## Begin Entries supplied

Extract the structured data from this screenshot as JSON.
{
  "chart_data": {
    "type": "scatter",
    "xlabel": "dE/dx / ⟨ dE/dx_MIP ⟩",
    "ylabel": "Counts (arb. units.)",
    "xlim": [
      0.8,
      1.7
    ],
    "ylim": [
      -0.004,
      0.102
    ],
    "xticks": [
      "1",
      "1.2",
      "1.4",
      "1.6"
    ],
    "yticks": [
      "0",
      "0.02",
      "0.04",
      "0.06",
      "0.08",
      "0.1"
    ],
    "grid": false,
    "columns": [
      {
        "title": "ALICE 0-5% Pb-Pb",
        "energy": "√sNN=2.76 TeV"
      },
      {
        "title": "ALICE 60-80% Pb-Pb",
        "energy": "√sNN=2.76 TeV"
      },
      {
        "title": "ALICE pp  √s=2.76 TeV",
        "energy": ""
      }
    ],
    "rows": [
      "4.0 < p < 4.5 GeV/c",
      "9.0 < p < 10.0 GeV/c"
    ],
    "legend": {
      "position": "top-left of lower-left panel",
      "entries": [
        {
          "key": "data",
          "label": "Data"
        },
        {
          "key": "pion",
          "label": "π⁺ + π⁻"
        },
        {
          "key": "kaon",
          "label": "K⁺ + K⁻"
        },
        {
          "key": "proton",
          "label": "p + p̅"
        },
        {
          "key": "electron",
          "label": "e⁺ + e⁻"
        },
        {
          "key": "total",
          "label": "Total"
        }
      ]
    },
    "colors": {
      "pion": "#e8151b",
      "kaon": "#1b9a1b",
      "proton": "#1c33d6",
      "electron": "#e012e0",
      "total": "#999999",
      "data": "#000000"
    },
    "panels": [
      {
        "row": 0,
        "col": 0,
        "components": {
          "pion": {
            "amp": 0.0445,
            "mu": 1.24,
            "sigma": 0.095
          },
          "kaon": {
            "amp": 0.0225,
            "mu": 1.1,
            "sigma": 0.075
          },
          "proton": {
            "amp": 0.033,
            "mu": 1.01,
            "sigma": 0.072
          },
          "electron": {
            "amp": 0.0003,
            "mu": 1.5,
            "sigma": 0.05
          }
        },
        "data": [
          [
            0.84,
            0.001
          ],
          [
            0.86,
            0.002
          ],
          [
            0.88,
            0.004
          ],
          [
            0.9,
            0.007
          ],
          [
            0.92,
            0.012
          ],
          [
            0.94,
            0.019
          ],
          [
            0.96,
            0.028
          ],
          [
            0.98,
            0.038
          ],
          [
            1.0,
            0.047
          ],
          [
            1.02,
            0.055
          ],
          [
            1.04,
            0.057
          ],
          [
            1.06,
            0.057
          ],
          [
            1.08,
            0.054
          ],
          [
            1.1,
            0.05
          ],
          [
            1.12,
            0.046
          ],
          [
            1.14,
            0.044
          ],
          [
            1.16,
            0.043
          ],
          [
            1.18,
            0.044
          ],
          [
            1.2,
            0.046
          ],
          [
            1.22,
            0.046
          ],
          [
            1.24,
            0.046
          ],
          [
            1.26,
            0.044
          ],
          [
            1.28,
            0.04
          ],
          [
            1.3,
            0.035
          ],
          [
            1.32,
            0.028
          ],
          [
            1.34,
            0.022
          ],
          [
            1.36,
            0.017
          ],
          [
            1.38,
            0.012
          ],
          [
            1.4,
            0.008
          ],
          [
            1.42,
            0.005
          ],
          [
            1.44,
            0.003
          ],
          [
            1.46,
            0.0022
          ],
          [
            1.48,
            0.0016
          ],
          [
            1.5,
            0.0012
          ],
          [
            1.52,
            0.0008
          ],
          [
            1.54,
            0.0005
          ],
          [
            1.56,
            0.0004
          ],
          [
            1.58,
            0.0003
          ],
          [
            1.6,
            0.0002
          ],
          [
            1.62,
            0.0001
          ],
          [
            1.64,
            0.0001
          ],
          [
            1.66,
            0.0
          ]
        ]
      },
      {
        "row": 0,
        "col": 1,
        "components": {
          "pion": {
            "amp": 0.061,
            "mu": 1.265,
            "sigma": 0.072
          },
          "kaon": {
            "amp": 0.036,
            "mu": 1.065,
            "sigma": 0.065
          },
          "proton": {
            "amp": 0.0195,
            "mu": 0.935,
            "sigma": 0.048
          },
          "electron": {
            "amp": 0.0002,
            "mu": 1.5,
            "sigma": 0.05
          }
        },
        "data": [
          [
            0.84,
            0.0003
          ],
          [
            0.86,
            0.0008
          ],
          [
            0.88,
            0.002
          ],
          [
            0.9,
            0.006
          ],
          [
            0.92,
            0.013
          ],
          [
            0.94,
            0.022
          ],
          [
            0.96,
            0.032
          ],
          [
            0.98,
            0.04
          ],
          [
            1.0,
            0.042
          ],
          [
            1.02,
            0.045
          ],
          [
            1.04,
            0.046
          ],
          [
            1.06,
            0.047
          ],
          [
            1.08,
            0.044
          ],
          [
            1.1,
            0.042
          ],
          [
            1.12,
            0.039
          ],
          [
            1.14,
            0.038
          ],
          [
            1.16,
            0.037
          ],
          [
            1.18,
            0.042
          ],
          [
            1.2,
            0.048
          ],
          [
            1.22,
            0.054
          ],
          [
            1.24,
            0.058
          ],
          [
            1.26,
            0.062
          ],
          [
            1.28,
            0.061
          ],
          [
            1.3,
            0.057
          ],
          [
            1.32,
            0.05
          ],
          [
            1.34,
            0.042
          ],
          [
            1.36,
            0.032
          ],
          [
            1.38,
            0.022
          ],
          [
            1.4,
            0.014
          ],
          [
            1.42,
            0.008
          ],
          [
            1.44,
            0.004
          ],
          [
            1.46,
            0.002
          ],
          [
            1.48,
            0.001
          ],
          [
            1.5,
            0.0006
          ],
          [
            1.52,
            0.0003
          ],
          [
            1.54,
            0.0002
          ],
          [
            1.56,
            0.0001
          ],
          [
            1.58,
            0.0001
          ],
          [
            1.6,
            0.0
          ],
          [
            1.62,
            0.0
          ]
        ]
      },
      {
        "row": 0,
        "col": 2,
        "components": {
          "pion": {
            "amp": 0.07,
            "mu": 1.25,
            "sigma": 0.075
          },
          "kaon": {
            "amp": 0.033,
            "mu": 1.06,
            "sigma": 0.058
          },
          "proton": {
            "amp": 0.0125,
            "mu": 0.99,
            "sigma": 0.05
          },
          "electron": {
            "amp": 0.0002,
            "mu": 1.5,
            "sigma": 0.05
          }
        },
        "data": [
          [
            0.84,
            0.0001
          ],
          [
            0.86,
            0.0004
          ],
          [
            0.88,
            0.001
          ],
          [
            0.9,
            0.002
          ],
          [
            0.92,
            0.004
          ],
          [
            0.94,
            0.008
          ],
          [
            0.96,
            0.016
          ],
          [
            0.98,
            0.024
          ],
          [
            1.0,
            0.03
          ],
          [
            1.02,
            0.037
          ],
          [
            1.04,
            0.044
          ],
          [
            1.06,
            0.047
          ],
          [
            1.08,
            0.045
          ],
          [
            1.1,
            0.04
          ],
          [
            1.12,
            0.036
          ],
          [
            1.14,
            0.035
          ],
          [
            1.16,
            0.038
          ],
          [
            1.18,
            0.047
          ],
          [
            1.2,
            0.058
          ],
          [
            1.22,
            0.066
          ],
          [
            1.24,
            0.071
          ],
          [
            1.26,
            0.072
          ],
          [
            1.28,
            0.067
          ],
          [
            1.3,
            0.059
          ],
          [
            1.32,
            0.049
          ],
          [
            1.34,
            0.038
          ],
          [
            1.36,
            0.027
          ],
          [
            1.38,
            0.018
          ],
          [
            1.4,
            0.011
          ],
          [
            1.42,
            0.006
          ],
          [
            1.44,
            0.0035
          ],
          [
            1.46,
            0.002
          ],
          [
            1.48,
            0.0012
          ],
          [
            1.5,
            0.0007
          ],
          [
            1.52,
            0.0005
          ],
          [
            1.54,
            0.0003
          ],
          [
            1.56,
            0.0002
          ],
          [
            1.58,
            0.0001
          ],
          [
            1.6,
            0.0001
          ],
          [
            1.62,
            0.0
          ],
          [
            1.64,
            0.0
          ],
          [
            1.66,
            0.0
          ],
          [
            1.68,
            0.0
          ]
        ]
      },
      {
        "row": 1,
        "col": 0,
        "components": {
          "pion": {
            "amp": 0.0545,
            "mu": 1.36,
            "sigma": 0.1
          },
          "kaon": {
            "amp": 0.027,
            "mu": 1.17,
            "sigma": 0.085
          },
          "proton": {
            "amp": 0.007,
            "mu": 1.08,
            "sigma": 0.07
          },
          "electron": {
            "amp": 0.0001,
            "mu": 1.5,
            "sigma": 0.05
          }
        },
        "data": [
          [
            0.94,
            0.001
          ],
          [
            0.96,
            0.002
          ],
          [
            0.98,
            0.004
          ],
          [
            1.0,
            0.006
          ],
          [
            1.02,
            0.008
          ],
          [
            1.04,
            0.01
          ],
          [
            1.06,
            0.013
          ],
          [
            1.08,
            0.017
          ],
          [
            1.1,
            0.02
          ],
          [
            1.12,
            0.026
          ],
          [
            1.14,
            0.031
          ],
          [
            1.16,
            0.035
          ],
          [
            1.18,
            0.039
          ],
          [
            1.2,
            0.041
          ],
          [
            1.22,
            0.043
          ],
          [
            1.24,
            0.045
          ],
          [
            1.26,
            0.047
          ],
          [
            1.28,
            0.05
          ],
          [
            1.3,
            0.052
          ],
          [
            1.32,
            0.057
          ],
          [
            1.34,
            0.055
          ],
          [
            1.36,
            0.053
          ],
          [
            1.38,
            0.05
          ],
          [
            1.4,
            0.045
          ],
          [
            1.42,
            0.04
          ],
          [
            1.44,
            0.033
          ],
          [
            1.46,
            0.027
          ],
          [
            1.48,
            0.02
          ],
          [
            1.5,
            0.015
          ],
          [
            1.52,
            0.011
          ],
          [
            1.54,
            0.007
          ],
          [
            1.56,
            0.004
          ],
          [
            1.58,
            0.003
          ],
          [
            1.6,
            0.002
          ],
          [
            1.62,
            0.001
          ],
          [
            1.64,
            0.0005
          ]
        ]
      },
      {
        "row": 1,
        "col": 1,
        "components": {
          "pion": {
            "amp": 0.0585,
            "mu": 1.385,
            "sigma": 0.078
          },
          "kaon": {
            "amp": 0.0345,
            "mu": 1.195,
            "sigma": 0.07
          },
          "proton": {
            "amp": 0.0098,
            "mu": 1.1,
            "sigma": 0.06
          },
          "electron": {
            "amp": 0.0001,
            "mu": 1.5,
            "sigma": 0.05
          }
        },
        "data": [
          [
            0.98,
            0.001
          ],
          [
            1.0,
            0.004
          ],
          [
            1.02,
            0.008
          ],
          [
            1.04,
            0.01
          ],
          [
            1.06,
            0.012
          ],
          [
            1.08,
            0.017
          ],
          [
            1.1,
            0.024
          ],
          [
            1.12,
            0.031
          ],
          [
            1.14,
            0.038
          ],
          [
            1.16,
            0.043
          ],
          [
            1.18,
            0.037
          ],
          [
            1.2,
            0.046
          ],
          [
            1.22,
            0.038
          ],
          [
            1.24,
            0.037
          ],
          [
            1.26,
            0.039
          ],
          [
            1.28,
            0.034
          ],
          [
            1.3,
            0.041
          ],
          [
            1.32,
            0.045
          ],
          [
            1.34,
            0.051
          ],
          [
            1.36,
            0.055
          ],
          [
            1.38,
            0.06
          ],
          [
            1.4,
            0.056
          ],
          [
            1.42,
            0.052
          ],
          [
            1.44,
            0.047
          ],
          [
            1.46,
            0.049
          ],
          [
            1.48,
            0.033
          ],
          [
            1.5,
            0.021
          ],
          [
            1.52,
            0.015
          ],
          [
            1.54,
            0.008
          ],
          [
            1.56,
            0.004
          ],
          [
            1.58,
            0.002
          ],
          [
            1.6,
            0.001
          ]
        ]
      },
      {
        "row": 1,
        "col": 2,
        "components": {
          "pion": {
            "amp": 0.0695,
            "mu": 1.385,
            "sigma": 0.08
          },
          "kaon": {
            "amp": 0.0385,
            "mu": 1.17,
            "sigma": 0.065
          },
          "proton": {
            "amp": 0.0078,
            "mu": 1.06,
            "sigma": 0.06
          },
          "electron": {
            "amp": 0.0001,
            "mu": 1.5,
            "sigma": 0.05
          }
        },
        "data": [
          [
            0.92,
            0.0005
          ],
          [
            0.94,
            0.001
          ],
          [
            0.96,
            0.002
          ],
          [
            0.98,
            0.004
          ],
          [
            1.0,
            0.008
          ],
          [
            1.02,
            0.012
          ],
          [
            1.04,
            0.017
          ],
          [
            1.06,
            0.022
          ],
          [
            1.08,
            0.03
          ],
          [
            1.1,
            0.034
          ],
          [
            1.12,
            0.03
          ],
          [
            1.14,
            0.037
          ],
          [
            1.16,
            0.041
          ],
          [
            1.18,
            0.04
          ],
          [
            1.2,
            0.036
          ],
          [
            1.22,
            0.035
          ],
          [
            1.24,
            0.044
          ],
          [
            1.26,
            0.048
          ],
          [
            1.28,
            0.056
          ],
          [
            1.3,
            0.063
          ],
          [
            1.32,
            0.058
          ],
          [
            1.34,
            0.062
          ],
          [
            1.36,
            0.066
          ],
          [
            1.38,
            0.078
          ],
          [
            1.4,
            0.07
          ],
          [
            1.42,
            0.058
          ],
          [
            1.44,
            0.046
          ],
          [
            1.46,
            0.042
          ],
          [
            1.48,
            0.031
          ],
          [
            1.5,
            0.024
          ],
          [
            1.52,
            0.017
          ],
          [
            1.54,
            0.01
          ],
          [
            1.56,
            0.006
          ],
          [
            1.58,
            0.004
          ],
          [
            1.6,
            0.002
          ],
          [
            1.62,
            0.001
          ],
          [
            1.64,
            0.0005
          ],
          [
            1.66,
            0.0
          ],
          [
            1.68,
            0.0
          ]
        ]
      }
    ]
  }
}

## End Entries supplied

Exercise aim
Report only how many lines in the entries contain "ALICE".

Worked answer
3